Wer hat laut dem Auszug über das Trigon-Album „2011“ das Mixing und Mastering übernommen?

━━━━━ Textauszug ━━━━━

Schnörkellos der Titel "2011", schnörkellos das schwarze Albumcover mit der roten Triskele, schnörkellos auch die Musik des Karlsruher Trios Trigon. Es war verdächtig still um sie geworden. Nach ihrem letzten (hervorragenden) Studioalbum "Emergent" (2006) und der leider völlig untergegangenen (aber ebenso hervorragenden) DVD "Live 2007", kam es zur bisher längsten Zäsur in der Bandgeschichte. Drummer Tihomir Lozanovski verließ die Band gen Heimat Mazedonien und gemeinsam mit dem neuen Schlagzeuger, Rudi Metzler (Ex-Drummer der badischen Krautrock-Legende Poseidon), wollte man sich neu ausrichten, Stil und Songmaterial grundlegend strukturieren und überarbeiten.
Die Runderneuerung ist gelungen: Rudi Metzler hat der Band unüberhörbar viele neue Impulse gegeben und die 'alten' Mitglieder, das Brüderpaar Rainer und Stefan Lange, haben diesen Input genutzt, um an ihrem Sound zu feilen. Das Ergebnis kann man nun auf "2011" anhören, einem Querschnitt aus alten Kompositionen mit einigen neuen Nummern. Doch man wundert sich schon ein wenig, wenn man die alten Trigon-Klassiker wie "Tanzen", "Tückischer Tonterror" oder "Raff an Dörte" hört: Sauberer, klarer, schnörkelloser und direkter haben Trigon niemals geklungen, gleichzeitig hat man noch nie so viele kleine Details gehört: Das Ergebnis ist phantasievoller, kristalliner Krautrock (im besten Sinne). Da ist es dann vielleicht auch kein Zufall, dass für das Mixing und Mastering der Tonmagier Eroc (Krautrock-Ikone und Grobschnitt-Drummer) verantwortlich zeigt.

━━━━━ Aufgelistete Zeilen ━━━━━

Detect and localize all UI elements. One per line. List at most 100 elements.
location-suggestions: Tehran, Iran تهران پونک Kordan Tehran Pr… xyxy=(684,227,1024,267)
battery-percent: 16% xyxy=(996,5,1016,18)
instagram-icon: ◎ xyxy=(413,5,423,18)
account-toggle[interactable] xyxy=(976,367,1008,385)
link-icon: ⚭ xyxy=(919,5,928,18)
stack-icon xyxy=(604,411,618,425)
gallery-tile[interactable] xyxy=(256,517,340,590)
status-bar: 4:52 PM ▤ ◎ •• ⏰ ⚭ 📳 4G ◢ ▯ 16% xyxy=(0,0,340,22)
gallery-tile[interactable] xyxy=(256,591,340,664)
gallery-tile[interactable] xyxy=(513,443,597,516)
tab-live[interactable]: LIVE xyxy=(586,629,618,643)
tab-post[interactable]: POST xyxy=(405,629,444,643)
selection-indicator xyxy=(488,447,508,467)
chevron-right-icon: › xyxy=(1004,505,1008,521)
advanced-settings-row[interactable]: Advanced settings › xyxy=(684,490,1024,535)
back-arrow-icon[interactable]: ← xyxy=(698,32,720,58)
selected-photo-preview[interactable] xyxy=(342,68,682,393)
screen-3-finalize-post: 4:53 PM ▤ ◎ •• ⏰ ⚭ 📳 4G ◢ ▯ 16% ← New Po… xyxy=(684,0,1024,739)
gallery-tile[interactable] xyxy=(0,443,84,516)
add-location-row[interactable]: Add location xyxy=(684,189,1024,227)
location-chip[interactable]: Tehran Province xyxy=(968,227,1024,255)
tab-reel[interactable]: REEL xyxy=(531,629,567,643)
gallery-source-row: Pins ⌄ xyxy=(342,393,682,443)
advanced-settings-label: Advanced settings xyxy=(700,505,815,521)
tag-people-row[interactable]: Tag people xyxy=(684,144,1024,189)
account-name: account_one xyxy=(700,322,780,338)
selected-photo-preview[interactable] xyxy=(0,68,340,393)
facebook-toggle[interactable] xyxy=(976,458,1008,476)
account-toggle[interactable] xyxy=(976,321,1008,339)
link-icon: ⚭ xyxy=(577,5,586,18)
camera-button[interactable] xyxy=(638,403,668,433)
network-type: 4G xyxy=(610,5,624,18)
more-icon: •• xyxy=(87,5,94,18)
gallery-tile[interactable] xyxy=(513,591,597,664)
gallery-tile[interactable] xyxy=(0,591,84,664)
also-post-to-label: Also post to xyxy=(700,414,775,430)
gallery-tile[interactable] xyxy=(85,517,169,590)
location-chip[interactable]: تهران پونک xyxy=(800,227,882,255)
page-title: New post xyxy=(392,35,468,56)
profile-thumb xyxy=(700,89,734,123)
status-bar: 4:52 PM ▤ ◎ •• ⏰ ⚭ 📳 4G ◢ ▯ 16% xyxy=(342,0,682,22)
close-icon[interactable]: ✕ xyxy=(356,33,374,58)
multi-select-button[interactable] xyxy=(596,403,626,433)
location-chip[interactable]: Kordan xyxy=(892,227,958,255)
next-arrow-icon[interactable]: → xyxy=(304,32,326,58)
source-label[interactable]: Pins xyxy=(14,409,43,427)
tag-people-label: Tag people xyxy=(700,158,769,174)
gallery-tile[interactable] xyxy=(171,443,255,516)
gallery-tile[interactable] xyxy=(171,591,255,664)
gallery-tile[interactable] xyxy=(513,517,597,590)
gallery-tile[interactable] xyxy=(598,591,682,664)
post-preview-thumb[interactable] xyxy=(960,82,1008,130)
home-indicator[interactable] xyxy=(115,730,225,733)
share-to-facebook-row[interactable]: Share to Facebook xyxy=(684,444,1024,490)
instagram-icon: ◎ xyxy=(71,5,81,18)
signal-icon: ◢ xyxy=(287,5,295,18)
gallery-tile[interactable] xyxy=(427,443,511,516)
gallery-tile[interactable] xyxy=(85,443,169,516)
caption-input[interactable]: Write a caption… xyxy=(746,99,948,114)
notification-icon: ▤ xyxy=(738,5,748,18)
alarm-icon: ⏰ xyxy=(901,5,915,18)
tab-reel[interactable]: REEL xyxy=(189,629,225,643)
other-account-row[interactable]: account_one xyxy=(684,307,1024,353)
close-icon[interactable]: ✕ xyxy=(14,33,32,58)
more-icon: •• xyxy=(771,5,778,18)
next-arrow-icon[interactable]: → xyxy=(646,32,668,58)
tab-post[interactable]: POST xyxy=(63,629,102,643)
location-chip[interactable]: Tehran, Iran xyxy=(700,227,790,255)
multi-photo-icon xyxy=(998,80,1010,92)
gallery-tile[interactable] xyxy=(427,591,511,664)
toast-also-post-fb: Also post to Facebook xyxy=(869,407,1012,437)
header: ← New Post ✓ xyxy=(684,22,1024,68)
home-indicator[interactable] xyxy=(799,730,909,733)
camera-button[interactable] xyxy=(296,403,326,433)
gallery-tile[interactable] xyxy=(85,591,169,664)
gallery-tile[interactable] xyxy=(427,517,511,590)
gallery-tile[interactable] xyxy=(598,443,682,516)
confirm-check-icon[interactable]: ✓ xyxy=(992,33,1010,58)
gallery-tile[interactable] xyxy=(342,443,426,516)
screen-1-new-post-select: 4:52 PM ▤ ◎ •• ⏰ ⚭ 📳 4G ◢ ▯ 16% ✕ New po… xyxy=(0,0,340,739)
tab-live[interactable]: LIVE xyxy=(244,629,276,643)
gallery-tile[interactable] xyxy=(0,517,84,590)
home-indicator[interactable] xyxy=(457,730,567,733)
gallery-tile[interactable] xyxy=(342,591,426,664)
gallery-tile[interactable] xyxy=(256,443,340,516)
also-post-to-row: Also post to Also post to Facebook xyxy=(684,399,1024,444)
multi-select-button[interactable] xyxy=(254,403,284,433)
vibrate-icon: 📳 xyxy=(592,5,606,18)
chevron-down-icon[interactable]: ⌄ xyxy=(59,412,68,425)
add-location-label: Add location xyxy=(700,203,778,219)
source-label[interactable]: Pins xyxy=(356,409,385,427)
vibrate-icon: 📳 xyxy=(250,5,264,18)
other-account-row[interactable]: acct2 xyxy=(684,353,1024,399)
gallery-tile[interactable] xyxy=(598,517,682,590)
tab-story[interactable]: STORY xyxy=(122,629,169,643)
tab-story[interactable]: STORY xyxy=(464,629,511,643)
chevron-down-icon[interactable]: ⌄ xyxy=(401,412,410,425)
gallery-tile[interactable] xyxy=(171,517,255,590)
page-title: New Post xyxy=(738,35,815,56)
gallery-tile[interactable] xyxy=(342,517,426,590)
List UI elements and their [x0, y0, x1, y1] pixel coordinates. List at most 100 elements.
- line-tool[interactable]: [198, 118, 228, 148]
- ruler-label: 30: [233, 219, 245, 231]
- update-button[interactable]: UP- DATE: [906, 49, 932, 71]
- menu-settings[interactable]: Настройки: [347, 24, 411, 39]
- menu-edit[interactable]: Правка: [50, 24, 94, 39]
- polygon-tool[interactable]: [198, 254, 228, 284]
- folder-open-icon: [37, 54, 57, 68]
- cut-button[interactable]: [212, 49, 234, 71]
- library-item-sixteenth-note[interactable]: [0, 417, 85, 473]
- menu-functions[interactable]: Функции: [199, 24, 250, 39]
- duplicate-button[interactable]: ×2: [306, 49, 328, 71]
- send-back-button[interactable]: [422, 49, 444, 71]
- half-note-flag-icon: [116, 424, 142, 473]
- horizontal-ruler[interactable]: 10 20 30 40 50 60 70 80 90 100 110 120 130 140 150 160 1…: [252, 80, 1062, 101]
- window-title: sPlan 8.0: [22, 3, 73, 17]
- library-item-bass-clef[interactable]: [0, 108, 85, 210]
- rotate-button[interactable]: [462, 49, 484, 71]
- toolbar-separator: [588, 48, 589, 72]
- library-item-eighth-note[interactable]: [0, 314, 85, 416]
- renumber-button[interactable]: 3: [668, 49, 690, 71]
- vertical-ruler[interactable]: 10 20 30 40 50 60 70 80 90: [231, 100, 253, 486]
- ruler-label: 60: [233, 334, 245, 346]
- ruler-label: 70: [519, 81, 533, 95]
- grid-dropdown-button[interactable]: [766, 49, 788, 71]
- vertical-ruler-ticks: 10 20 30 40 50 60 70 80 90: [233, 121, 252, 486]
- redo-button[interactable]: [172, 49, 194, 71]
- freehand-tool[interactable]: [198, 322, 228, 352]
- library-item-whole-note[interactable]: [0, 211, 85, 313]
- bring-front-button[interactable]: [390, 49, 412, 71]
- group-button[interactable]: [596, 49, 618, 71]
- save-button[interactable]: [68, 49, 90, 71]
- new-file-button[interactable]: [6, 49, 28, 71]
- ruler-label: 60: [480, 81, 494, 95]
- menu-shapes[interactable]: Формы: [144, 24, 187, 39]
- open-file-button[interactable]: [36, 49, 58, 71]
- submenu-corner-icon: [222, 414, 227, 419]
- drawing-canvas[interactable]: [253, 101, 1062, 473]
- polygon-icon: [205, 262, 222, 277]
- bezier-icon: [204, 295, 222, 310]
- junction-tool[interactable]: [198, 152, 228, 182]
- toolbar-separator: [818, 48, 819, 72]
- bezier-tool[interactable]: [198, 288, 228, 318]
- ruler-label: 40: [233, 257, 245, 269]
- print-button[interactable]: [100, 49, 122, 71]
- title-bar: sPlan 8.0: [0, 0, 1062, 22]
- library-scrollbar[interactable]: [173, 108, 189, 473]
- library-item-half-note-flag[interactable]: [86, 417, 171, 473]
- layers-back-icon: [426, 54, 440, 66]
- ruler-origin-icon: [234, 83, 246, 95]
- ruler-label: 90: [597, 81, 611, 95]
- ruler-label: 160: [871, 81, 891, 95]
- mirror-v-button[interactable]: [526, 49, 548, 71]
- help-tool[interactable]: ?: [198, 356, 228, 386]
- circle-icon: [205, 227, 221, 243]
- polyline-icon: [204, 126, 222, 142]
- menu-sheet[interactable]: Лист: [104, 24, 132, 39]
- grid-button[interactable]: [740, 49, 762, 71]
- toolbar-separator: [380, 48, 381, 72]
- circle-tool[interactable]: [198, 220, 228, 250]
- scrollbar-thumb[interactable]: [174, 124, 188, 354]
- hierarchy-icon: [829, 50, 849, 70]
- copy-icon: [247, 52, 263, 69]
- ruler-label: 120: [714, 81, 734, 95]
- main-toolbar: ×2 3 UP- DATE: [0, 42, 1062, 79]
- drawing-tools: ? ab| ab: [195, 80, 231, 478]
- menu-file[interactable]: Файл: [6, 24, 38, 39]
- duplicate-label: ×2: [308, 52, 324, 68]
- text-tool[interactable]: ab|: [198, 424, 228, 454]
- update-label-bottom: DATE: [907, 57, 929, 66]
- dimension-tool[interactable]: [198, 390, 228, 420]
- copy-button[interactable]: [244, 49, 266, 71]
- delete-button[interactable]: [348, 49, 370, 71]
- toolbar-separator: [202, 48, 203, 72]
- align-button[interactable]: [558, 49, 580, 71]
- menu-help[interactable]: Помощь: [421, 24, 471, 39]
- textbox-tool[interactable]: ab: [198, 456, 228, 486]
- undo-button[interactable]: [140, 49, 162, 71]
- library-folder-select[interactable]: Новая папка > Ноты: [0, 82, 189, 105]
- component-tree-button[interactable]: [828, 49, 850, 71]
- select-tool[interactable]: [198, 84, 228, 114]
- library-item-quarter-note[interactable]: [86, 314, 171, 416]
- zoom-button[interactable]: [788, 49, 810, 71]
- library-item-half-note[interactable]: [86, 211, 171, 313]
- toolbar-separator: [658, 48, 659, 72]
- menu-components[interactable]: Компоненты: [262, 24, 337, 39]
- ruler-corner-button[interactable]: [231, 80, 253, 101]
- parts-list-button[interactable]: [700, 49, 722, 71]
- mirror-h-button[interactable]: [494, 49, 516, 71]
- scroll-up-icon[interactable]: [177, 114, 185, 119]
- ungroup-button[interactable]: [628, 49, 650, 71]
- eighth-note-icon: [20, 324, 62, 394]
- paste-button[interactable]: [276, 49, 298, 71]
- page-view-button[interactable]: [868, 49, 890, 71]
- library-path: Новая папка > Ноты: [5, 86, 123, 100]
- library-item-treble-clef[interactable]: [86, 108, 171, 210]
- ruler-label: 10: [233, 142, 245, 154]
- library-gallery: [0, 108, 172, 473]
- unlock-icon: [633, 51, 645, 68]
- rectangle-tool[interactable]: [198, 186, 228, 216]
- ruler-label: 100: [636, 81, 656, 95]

━━━━━

### Ergebnis
Eroc, Krautrock-Ikone und Drummer von Grobschnitt.